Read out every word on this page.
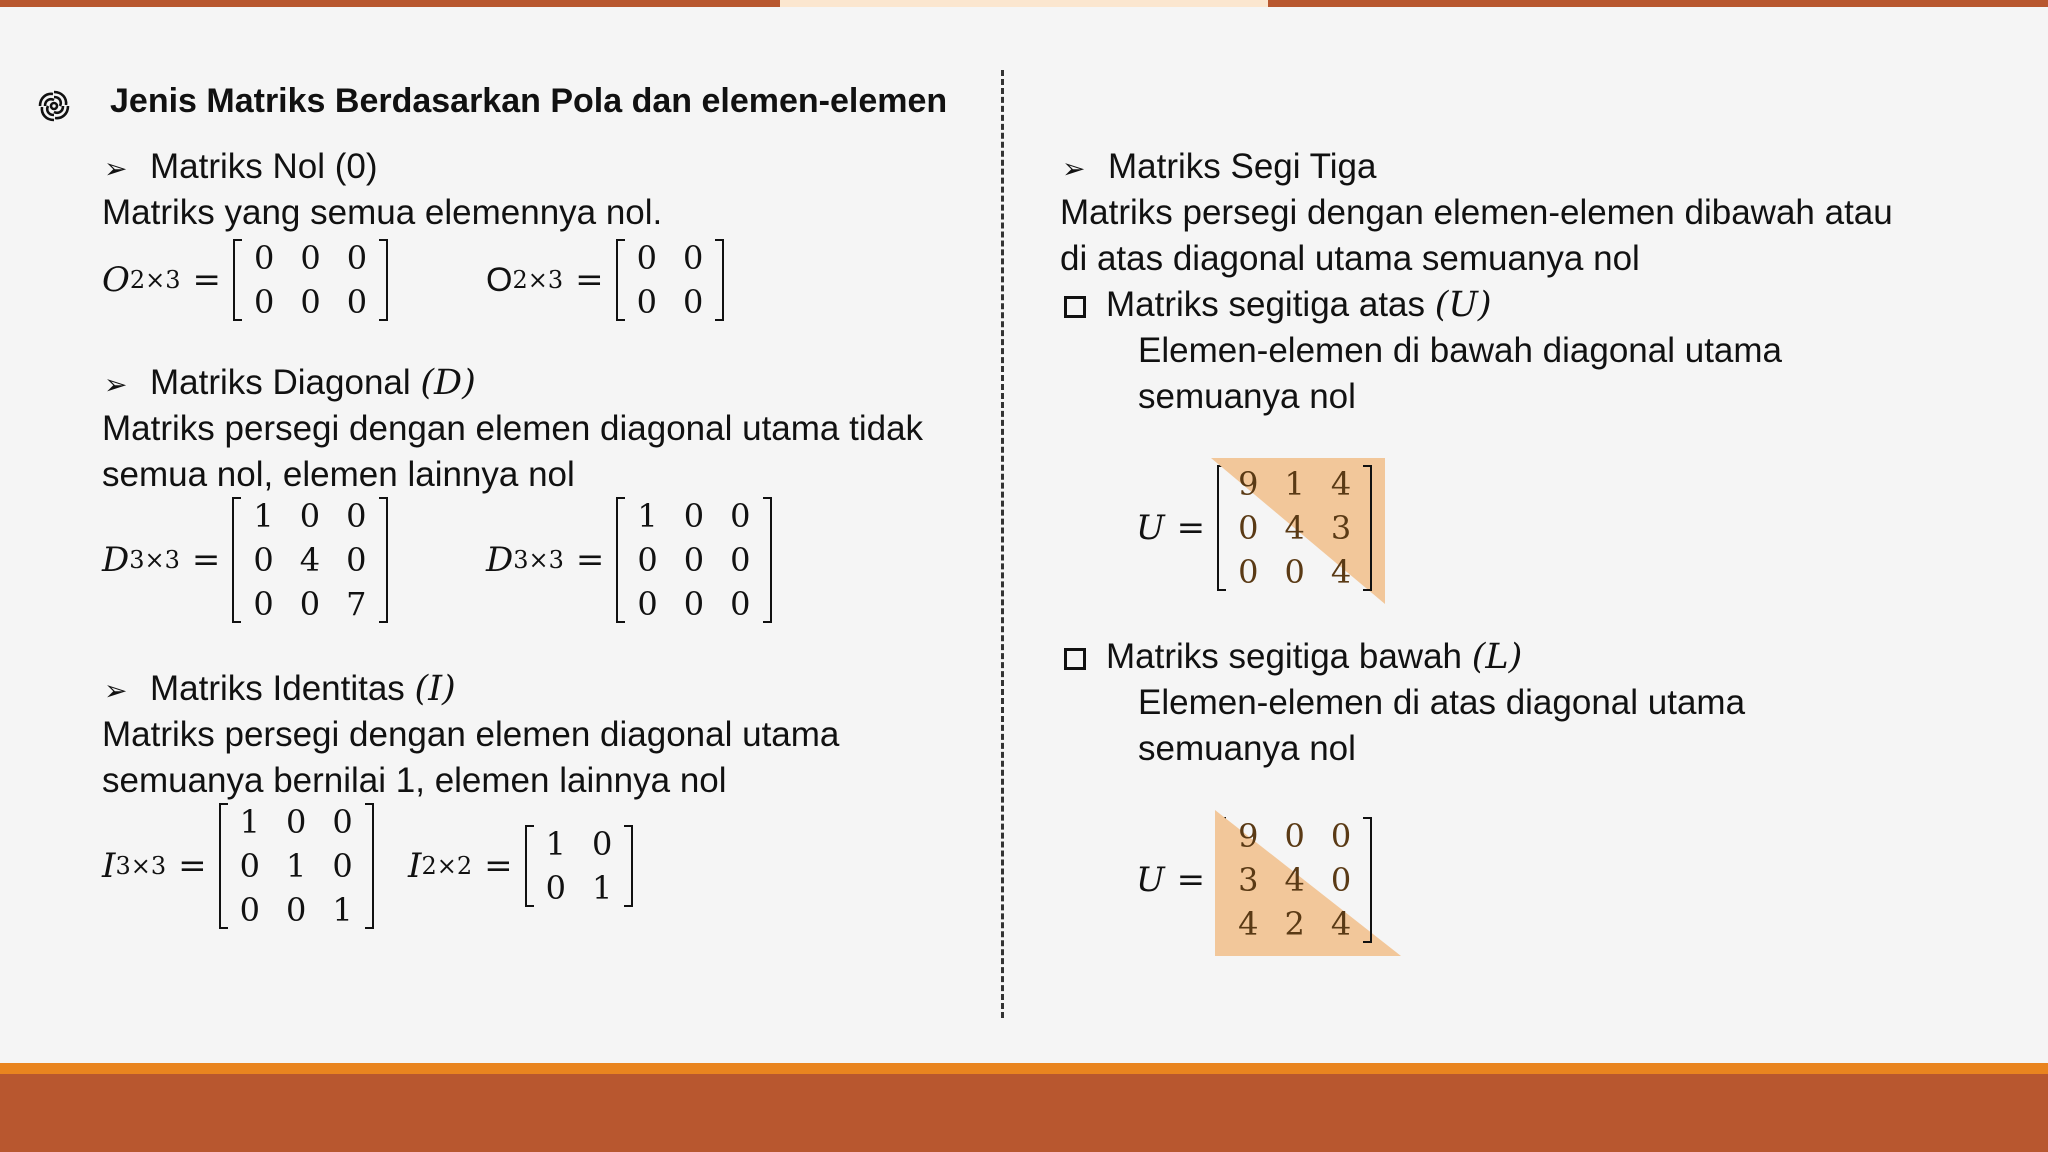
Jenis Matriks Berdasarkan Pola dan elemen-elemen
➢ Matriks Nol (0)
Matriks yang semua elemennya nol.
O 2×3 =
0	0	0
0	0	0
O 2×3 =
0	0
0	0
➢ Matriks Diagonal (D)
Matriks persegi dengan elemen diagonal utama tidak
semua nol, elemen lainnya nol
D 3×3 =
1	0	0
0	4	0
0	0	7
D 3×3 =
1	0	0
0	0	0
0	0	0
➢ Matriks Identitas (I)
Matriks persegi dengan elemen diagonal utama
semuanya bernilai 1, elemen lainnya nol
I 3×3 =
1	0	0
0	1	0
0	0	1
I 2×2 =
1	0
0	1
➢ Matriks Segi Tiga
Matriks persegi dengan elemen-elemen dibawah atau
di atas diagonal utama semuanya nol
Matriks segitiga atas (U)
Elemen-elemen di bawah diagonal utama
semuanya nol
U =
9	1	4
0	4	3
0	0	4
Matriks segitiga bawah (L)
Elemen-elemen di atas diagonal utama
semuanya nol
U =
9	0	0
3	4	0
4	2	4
★ ★ ★
## [Task]
Repeat each entry precisely as it appears. Leave the pictures out.

## [Answer]
Read out every word on this page.
Jenis Matriks Berdasarkan Pola dan elemen-elemen
➢ Matriks Nol (0)
Matriks yang semua elemennya nol.
O 2×3 =
0	0	0
0	0	0
O 2×3 =
0	0
0	0
➢ Matriks Diagonal (D)
Matriks persegi dengan elemen diagonal utama tidak
semua nol, elemen lainnya nol
D 3×3 =
1	0	0
0	4	0
0	0	7
D 3×3 =
1	0	0
0	0	0
0	0	0
➢ Matriks Identitas (I)
Matriks persegi dengan elemen diagonal utama
semuanya bernilai 1, elemen lainnya nol
I 3×3 =
1	0	0
0	1	0
0	0	1
I 2×2 =
1	0
0	1
➢ Matriks Segi Tiga
Matriks persegi dengan elemen-elemen dibawah atau
di atas diagonal utama semuanya nol
Matriks segitiga atas (U)
Elemen-elemen di bawah diagonal utama
semuanya nol
U =
9	1	4
0	4	3
0	0	4
Matriks segitiga bawah (L)
Elemen-elemen di atas diagonal utama
semuanya nol
U =
9	0	0
3	4	0
4	2	4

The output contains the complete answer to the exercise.